> **COMPLETE THE FOLLOWING**:
1/ In the shawarma sauce thread, how is yogurt cheese made?
2/ Repeat word for word the part of the shawarma sauce thread from "BTW dont forget" to "i was He he!".

> **EXCERPTED PASSAGE**:
——————————
# Shawarma sauce?



## crouttone (Jun 14, 2009)

Hello Guys!
Ive been eating shawarmas lately and they use this white sauce that drives me crazy, but I dont know what it is! Is really rich and...garlicky I think but Im not sure....does anyone knows this sauce and the recipe?


----------



## token (Jul 11, 2009)

I'm not quite sure of the whole recipe, but I know its based with yogurt and garlic. hope that will help you out a little!


----------



## bughut (Aug 18, 2007)

Tokens right. But you need to add Tahini and lemon juice. Dont know how much, but trail and error should produce the desired effect

BTW dont forget to add plenty of sumac before you wrap up


Got that straight from the horses mouth last year in Dubai at their equivalent of a greasy spoon. Had me doubts about eating there, but the guy working the gyros thingy was cute and he spoke small piece english. OH wasnt half as impressed as i was He he!

You tried making the whole thing at home yet?


----------



## deltadoc (Aug 15, 2004)

Schwarma (many different spellings) is the Arab word to the Greek equivalent Gyros.

Traditionally, schwarma is accompanied by Tahini sauce and Gyros is accompanied by Tsaziki (many spellings) sauce.

Tahini Sauce is traditionally tahini (toasted or untoasted sesame butter), mixed with garlic, olive oil, lemon juice, and water to get the consistency you want. Sometime a bit of paprika, or cayenne or cumin is added. Sometimes some chopped flat leaf parsley is also added.

Tzasiki Sauce is traditionally a yogurt based sauce with cucumber, garlic, lemon juice.

Ocassionally, you will find Middle Eastern versions of tahini sauce adding yogurt or yogurt cheese because it "stretches" the sauce and is cheaper than using all Tahini.

Yogurt cheese is simply Plain (not vanilla) yogurt hung in a cheesecloth overnight until is congeals into a thicker cheese like consistency.

I prefer toasted sesame tahini, with no yogurt, lemon juice, fresh garlic, a little olive oil, some cayenne and some water, all processed, adding a bit of water until I get a fairly thick sauce but not one that I could stand a spoon up in!

doc


----------



## crouttone (Jun 14, 2009)

I am still a bit confused but I will keep looking. 
Bughut, Ive tried to make similar things at home but the sauce never gets like the one they use in the restaurant.

Cheers guys!

Allan.

P.S. I think is this one!


FOR THE SAUCE:
1 cup tahini
2 cloves garlic, crushed
1/4 cup lemon juice
2 tablespoons yogurt
Is in Welcome to About.com


----------



## smurfe (Jun 24, 2009)
——————————
[Labeled region entries]
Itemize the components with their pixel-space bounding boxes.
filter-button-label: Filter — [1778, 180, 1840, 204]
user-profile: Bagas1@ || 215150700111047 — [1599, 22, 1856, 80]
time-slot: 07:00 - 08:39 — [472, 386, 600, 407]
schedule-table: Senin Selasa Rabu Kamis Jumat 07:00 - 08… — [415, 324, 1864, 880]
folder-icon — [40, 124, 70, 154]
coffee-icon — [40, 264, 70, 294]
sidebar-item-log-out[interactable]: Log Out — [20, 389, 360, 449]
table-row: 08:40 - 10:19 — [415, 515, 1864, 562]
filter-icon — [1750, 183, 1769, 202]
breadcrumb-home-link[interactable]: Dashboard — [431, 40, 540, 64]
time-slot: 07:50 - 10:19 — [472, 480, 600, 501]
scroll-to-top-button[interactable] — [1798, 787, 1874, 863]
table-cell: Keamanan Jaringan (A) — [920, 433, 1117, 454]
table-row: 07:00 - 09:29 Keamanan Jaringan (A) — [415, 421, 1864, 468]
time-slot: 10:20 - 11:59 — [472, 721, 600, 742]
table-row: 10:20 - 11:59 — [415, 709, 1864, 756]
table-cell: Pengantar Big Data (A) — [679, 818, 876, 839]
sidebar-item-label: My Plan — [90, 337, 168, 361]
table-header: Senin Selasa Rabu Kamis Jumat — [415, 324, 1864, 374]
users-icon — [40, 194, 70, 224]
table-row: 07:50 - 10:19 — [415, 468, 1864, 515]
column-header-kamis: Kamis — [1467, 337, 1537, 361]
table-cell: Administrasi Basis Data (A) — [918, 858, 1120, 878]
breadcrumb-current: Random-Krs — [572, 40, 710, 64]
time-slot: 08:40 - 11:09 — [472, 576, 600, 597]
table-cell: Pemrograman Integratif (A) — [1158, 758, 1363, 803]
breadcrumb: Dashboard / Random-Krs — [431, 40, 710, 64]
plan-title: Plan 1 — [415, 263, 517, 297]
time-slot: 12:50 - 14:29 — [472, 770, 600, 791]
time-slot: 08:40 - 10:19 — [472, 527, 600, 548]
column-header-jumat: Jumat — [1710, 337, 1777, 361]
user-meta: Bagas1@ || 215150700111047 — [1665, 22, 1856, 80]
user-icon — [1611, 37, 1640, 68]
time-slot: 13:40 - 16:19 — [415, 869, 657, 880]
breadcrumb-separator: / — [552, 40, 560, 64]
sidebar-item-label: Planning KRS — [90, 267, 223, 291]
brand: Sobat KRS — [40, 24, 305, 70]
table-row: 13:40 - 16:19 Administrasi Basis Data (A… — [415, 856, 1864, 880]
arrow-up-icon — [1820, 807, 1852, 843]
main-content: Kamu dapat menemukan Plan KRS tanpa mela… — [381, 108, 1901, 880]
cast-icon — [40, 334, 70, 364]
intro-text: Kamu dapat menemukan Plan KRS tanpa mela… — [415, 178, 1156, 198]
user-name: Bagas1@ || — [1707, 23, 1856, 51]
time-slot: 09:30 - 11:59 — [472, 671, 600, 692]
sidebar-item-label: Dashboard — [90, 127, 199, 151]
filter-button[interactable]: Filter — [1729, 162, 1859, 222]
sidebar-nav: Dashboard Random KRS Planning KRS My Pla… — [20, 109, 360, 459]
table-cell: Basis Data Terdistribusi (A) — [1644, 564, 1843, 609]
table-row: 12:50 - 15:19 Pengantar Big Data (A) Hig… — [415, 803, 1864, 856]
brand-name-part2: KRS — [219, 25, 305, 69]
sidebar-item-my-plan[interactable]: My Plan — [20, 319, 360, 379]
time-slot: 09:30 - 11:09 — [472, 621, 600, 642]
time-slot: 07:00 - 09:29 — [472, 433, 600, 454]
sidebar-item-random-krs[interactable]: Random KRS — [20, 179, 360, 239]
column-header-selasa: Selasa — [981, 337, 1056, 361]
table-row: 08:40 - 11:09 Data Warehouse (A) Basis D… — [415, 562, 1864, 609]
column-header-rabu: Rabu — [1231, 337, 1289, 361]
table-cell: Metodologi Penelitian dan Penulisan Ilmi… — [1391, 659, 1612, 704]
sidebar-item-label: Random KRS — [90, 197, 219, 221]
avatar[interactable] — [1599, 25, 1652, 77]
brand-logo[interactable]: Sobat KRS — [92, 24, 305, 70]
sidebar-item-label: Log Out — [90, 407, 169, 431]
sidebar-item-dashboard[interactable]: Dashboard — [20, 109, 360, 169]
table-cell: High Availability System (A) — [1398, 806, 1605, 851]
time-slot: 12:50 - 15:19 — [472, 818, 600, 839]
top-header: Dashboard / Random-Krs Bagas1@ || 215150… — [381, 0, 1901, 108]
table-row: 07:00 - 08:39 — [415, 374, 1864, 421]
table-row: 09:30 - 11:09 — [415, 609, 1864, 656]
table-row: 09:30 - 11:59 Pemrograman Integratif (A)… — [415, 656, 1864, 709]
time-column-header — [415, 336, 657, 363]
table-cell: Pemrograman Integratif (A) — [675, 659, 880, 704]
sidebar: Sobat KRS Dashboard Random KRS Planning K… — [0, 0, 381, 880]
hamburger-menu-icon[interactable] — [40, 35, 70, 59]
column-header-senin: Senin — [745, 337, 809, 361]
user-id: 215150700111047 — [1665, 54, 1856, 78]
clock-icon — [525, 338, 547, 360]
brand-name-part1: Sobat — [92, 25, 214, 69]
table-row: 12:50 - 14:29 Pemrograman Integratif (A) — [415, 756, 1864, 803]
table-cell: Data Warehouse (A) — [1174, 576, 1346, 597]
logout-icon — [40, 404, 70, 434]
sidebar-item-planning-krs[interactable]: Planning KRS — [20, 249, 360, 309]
——————————
> **ANSWERS FOR THIS EXERCISE**:
1/ Plain yogurt is hung in a cheesecloth overnight until it congeals into a thicker, cheese-like consistency.

2/
BTW dont forget to add plenty of sumac before you wrap up


Got that straight from the horses mouth last year in Dubai at their equivalent of a greasy spoon. Had me doubts about eating there, but the guy working the gyros thingy was cute and he spoke small piece english. OH wasnt half as impressed as i was He he!